▶ **Consigne**:
Recopiez mot pour mot le passage du texte sur les luthiers et leurs guitares depuis « LA GUITARE-SILENCIEUX DE JEAN-LUC » jusqu'à « fou, lancé en 2016. » compris.

▶ **Passage du texte**:
LES GUITARES-HARPES DE MICHEL PELLERIN

Les musiciens gourmands qui en veulent toujours plus pourraient mettre le doigt sur une de ces drôles de guitares acoustiques à registre étendu, pouvant compter jusqu’à 15 cordes supplémentaires, graves ou aiguës, voire davantage. Cet instrument populaire il y a plusieurs siècles, avant de tomber en désuétude, a connu un regain d’intérêt dans les années 1980.

Quand l’un des clients de Michel Pellerin lui a commandé ce type d’instrument en 2007, le luthier de Thetford Mines a fait face à un double défi : « Il y a beaucoup de tension due au grand nombre de cordes, et il n’existait pas vraiment de plan détaillé standard », se souvient-il. Depuis, il a réalisé huit guitares-harpes, et le défi s’est désormais déplacé dans le camp des musiciens. « Mon client jouait de la guitare depuis 25 ans. Ça lui a pris un an et demi avant d’être assez à l’aise pour faire un spectacle avec cet instrument ! » Également pianiste, l’artiste cherchait à obtenir des registres très étendus.

LA GUITARE-SILENCIEUX DE JEAN-LUC BOUTHILLIER

Jean-Luc Bouthillier le dit tout de go : fabriquer des guitares de type Fender ou Gibson, ça ne l’intéresse pas. Et ce luthier de La Prairie le démontre avec un éventail de créations toutes plus osées les unes que les autres : guitares électriques en forme de pointe de pizza, de logos d’équipes sportives (les Expos !), munies de lampes intégrées (un système de préamplification et d’amplification apportant de la chaleur)… et ce projet un peu fou, lancé en 2016.

▶ **Extrait de données**:
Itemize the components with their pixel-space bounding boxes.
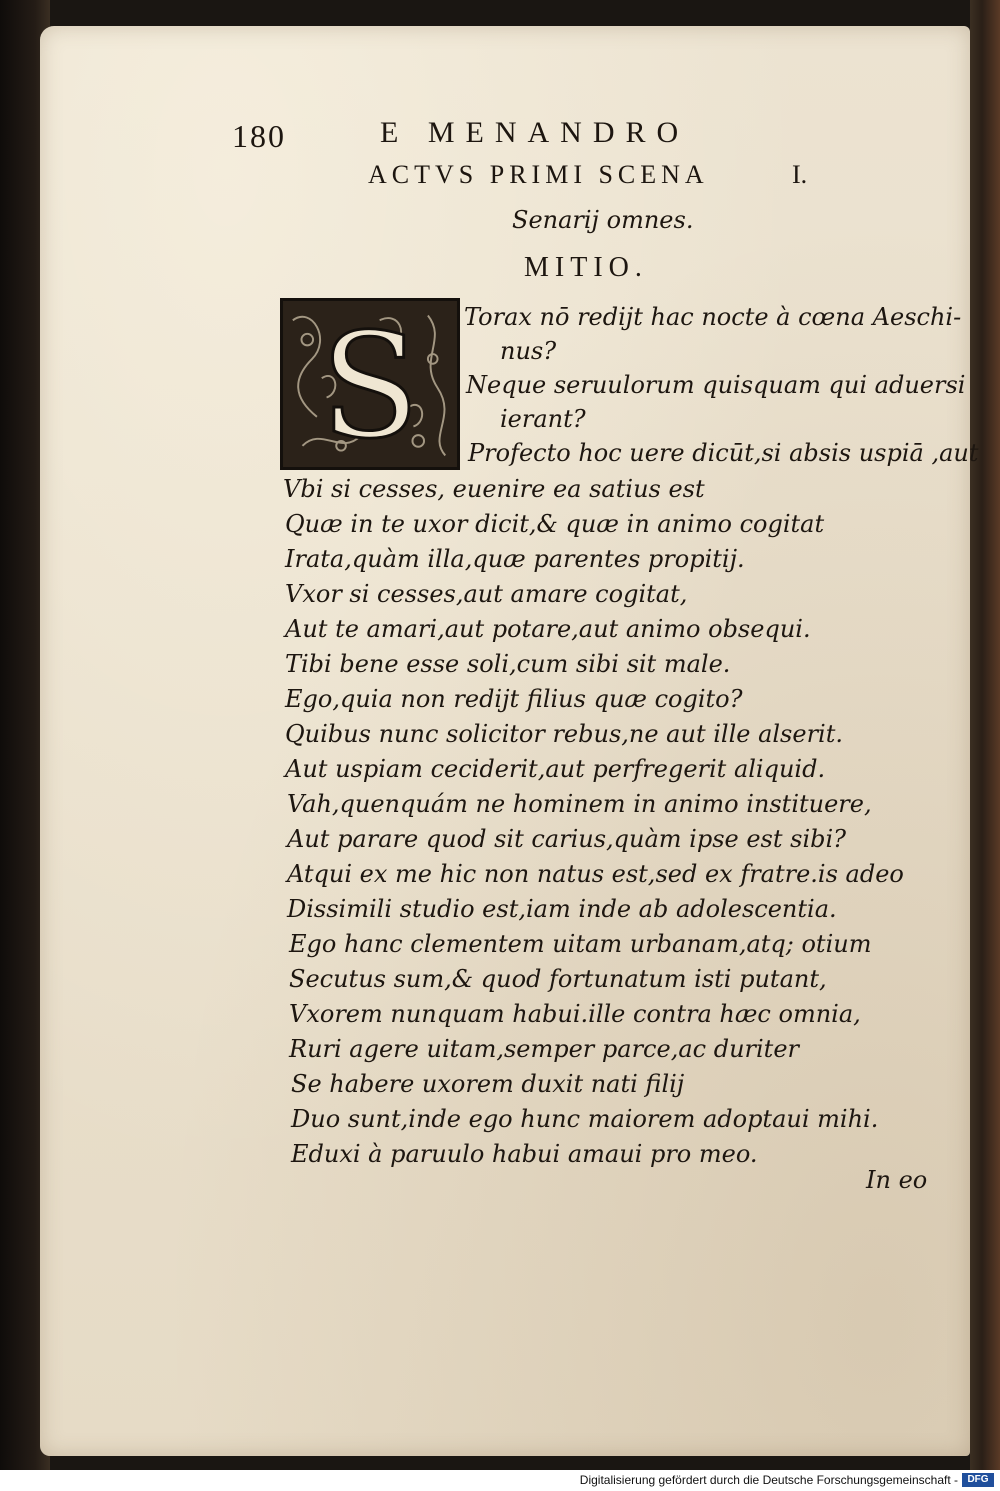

▶ **Réponse**:
LA GUITARE-SILENCIEUX DE JEAN-LUC BOUTHILLIER

Jean-Luc Bouthillier le dit tout de go : fabriquer des guitares de type Fender ou Gibson, ça ne l’intéresse pas. Et ce luthier de La Prairie le démontre avec un éventail de créations toutes plus osées les unes que les autres : guitares électriques en forme de pointe de pizza, de logos d’équipes sportives (les Expos !), munies de lampes intégrées (un système de préamplification et d’amplification apportant de la chaleur)… et ce projet un peu fou, lancé en 2016.